#### [Given instruction]
In the data below, locate each line with the word "favicon" and list it.

[Stored data entries]
§

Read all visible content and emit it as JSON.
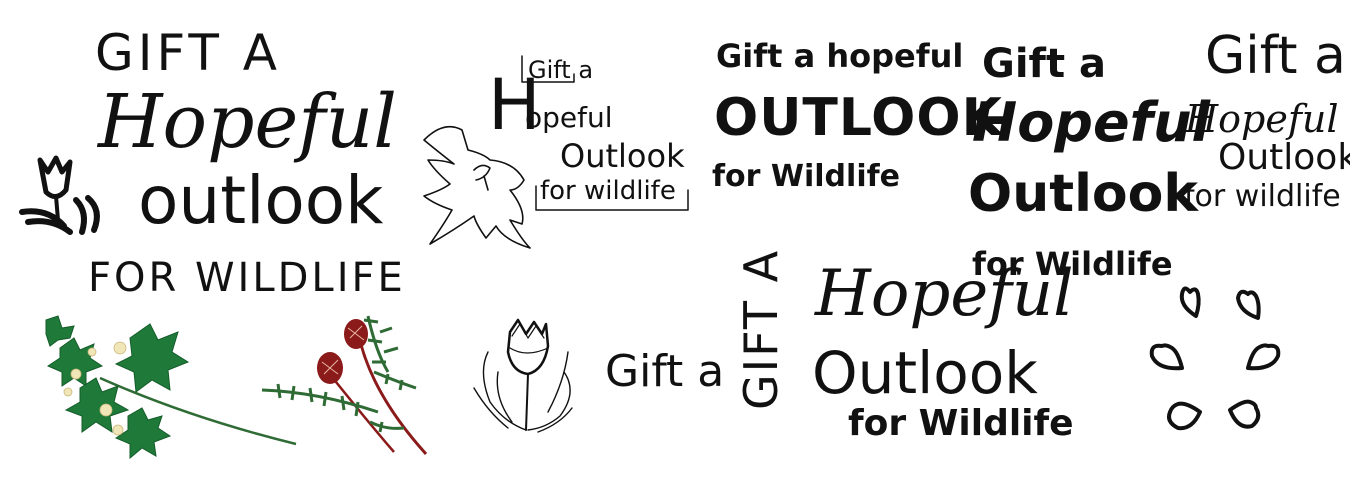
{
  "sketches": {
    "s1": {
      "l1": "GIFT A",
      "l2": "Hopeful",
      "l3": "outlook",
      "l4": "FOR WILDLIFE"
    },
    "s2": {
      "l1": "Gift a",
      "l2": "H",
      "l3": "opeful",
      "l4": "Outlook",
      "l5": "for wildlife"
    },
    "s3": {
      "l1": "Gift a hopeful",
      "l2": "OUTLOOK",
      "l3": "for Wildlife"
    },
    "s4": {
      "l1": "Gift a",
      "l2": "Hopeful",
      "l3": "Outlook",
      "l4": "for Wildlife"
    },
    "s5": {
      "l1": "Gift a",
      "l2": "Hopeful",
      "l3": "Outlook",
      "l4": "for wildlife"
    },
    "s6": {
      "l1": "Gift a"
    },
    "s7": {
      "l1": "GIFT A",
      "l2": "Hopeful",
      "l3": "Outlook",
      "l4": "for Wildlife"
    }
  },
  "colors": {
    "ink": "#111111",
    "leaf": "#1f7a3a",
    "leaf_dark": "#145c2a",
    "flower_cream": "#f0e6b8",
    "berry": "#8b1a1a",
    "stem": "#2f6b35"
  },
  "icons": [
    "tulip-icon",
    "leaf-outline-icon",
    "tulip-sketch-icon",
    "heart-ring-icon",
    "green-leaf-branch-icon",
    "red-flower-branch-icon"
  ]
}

§

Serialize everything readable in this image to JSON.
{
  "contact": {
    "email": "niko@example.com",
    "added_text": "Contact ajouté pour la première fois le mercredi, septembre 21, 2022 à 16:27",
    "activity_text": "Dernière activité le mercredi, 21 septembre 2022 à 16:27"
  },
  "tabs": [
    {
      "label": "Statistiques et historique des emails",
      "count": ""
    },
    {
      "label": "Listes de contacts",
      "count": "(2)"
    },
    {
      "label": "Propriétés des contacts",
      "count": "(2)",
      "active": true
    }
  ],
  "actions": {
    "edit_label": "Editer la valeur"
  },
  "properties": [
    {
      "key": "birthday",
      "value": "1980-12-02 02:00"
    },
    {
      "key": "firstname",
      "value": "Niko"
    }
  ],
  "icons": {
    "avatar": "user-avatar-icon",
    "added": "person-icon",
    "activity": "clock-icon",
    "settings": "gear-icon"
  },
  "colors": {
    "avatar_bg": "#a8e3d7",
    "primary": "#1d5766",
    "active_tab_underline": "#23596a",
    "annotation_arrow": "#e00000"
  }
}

§

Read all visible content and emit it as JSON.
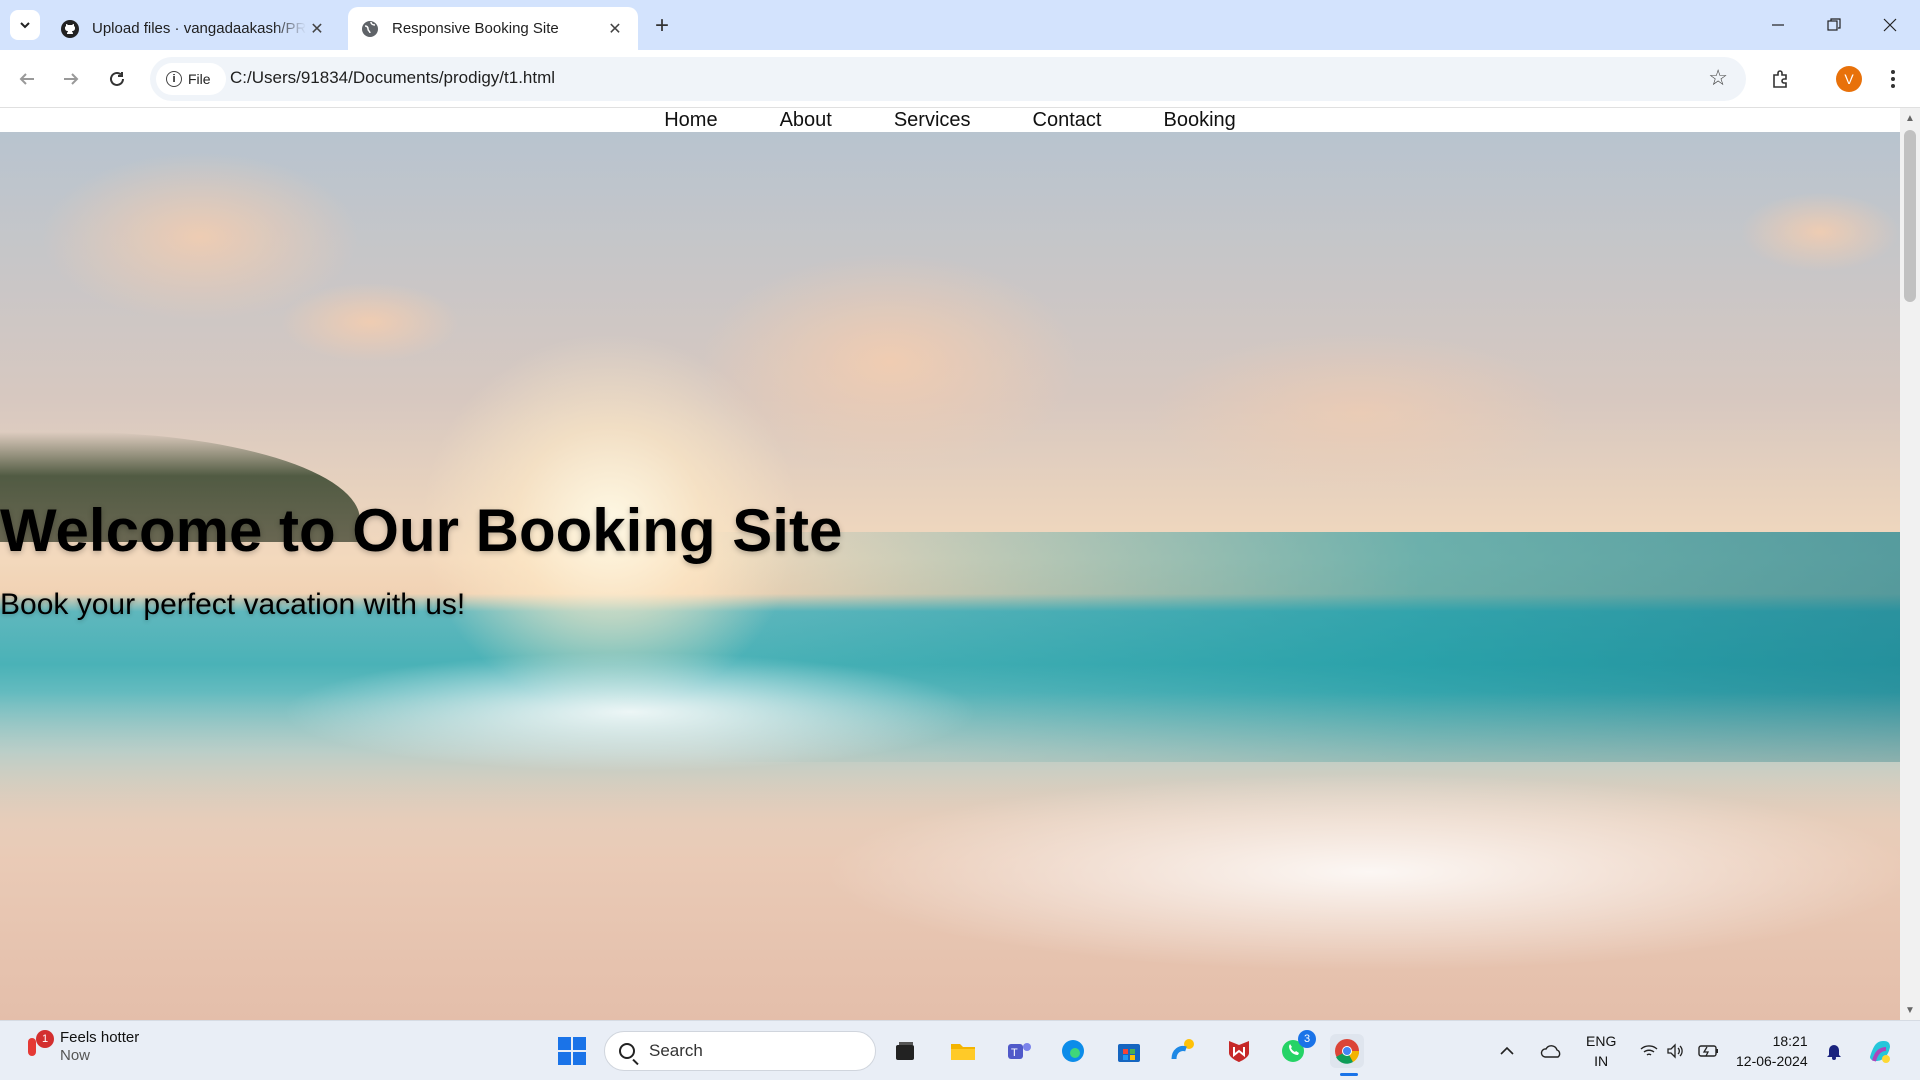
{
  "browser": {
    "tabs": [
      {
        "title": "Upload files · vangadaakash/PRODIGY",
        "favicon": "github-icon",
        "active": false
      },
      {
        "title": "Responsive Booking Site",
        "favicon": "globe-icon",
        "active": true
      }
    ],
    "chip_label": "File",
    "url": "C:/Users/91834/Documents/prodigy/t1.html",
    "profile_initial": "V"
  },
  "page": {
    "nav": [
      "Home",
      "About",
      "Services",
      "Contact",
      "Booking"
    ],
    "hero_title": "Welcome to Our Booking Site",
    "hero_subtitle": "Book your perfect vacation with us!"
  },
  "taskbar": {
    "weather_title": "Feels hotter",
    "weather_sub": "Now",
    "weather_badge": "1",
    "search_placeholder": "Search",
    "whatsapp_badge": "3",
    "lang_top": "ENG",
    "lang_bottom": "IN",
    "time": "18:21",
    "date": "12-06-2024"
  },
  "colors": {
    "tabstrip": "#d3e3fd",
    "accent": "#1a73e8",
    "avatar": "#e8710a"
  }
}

§

#### [Solution to this problem]
        "favicon": "github-icon",
        "favicon": "globe-icon",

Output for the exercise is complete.